▸ TASK DATA:
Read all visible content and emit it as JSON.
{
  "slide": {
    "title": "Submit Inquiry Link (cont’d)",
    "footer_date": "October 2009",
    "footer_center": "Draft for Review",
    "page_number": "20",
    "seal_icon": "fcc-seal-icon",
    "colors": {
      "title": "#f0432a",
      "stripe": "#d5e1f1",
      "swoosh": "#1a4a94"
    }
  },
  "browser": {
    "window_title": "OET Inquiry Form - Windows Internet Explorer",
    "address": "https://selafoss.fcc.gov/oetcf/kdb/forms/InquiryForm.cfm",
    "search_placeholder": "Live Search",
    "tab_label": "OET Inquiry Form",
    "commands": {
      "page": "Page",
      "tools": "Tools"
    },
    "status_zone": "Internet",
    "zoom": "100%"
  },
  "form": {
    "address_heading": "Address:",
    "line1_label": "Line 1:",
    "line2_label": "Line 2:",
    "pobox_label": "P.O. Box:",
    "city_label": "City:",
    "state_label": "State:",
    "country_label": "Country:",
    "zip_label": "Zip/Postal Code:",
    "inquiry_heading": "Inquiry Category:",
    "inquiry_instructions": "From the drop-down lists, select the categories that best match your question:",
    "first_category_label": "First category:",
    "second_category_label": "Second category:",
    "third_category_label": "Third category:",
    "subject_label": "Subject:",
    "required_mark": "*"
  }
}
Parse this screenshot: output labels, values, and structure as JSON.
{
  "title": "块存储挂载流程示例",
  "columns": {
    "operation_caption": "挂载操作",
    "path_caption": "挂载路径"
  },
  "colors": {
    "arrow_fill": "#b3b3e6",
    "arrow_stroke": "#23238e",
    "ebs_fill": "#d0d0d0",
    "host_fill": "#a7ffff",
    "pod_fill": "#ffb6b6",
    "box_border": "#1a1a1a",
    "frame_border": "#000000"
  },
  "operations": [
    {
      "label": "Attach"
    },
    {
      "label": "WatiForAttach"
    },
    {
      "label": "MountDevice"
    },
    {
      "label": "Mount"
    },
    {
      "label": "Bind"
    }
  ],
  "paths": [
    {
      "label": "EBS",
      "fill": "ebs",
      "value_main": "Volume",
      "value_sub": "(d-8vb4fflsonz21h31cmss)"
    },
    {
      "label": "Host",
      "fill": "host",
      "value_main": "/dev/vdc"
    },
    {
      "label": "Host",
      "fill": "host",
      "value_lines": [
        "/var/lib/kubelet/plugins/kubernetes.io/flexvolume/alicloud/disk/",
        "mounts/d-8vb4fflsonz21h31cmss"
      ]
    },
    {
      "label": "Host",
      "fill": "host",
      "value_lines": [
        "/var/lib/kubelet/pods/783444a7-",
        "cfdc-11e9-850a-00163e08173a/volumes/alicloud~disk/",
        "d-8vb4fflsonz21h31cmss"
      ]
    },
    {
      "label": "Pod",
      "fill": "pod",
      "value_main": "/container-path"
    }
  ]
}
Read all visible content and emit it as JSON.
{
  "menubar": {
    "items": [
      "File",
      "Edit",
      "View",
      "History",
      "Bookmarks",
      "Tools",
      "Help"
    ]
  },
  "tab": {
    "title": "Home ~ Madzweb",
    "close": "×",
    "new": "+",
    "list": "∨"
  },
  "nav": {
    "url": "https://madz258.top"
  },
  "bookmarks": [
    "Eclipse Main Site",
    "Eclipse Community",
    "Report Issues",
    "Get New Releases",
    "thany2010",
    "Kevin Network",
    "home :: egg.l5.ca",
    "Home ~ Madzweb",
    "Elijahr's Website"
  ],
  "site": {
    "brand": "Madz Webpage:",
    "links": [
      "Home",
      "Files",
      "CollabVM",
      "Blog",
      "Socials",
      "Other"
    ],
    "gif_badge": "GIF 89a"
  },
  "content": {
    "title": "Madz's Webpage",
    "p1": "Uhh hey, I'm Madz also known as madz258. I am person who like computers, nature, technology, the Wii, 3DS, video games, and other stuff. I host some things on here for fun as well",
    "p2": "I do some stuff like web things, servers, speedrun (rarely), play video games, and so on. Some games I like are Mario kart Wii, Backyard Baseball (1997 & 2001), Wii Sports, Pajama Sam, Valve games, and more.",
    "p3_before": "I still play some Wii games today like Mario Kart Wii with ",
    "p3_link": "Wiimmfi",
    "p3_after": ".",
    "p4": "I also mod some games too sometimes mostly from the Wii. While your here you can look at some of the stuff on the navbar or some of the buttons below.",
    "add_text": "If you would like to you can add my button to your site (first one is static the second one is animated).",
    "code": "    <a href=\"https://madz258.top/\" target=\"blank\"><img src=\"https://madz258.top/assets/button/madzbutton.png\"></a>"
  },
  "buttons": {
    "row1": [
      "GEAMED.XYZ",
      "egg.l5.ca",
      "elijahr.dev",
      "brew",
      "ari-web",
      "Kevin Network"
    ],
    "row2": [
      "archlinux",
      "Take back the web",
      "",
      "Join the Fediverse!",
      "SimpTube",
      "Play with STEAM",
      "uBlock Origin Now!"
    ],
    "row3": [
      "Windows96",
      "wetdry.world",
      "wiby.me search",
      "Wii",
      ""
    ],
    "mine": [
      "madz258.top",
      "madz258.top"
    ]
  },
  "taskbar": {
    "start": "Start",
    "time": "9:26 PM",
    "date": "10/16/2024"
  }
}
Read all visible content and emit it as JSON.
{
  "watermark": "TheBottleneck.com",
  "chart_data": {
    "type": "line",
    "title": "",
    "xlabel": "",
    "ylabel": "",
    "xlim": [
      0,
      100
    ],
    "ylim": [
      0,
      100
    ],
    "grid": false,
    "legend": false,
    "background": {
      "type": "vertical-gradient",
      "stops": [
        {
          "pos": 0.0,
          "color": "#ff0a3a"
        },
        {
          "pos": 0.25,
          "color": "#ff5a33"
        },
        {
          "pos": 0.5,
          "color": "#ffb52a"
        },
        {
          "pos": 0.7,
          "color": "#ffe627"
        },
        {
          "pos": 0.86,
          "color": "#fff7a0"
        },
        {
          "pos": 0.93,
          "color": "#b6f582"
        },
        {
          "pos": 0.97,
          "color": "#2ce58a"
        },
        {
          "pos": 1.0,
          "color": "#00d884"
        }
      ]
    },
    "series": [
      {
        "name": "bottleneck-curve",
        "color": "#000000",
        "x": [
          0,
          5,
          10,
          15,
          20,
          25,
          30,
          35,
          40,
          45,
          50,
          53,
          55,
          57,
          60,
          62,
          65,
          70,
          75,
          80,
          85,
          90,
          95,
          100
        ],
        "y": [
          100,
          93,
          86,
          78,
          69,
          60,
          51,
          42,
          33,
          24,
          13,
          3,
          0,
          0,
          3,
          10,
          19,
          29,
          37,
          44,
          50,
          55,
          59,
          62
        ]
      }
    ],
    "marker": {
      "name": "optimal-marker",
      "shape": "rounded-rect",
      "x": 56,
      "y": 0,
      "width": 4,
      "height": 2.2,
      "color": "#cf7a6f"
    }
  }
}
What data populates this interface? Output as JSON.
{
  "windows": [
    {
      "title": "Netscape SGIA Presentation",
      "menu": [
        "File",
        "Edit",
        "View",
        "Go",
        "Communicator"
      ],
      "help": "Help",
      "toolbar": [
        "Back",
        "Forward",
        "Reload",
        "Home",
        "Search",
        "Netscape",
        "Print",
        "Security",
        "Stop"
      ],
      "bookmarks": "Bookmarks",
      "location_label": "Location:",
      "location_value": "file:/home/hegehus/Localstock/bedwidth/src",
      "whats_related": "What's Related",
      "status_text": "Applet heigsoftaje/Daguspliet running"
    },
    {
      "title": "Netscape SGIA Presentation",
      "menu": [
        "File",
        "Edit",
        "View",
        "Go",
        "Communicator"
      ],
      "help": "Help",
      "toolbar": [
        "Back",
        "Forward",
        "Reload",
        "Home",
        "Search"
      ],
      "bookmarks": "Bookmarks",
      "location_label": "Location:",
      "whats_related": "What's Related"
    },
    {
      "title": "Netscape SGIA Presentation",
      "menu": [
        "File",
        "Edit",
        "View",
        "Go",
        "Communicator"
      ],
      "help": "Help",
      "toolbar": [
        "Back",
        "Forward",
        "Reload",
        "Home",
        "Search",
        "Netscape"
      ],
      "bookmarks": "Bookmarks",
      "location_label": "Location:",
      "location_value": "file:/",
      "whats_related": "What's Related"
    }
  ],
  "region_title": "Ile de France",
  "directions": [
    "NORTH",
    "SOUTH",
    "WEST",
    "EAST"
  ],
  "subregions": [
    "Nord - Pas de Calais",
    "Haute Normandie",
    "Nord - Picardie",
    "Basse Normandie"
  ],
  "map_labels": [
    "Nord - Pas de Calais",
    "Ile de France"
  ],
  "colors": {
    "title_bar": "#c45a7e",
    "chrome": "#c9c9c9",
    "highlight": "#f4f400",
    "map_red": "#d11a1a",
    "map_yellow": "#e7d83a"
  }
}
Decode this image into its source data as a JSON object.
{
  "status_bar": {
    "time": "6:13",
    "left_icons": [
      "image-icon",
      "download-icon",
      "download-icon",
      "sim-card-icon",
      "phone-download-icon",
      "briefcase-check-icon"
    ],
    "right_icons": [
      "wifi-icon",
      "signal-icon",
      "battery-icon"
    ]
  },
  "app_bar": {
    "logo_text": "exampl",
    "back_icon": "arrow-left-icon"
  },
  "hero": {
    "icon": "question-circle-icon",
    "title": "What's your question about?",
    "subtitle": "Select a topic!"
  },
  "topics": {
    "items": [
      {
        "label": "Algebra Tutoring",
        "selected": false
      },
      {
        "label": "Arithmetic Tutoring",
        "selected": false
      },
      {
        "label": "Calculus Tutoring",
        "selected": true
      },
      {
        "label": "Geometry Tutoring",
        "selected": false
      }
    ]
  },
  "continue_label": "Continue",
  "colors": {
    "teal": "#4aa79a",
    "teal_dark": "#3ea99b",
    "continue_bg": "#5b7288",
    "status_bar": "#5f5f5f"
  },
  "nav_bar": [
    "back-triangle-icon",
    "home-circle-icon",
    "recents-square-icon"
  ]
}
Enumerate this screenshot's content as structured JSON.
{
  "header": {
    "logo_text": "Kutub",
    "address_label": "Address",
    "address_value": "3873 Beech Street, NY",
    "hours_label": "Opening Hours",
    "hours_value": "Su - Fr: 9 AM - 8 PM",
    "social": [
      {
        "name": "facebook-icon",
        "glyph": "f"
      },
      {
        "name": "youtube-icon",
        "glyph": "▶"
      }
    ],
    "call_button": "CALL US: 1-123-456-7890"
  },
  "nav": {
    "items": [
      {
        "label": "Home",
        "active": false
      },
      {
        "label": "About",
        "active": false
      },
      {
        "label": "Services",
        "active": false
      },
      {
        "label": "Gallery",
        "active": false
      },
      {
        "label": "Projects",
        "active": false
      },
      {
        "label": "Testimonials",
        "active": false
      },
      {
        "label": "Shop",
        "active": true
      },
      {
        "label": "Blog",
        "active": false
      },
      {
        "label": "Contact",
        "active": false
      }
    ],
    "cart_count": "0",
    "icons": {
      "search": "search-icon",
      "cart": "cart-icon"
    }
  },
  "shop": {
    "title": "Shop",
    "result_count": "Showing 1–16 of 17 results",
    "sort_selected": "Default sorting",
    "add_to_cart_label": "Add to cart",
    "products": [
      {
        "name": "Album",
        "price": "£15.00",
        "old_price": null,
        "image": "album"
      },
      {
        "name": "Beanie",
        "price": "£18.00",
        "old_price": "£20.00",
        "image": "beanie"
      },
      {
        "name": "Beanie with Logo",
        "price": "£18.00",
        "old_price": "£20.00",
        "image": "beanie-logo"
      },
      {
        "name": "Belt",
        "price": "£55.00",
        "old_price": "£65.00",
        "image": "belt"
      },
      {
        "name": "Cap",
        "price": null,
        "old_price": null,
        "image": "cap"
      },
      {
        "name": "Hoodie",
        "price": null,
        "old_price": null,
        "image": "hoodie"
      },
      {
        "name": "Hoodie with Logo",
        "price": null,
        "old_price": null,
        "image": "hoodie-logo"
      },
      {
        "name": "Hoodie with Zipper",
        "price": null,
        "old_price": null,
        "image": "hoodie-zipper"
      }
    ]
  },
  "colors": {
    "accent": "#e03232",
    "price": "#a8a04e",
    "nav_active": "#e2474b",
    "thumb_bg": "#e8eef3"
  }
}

▸ AIM:
Copy all lines above containing the string "France".

▸ REPLY:
  "region_title": "Ile de France",
    "Ile de France"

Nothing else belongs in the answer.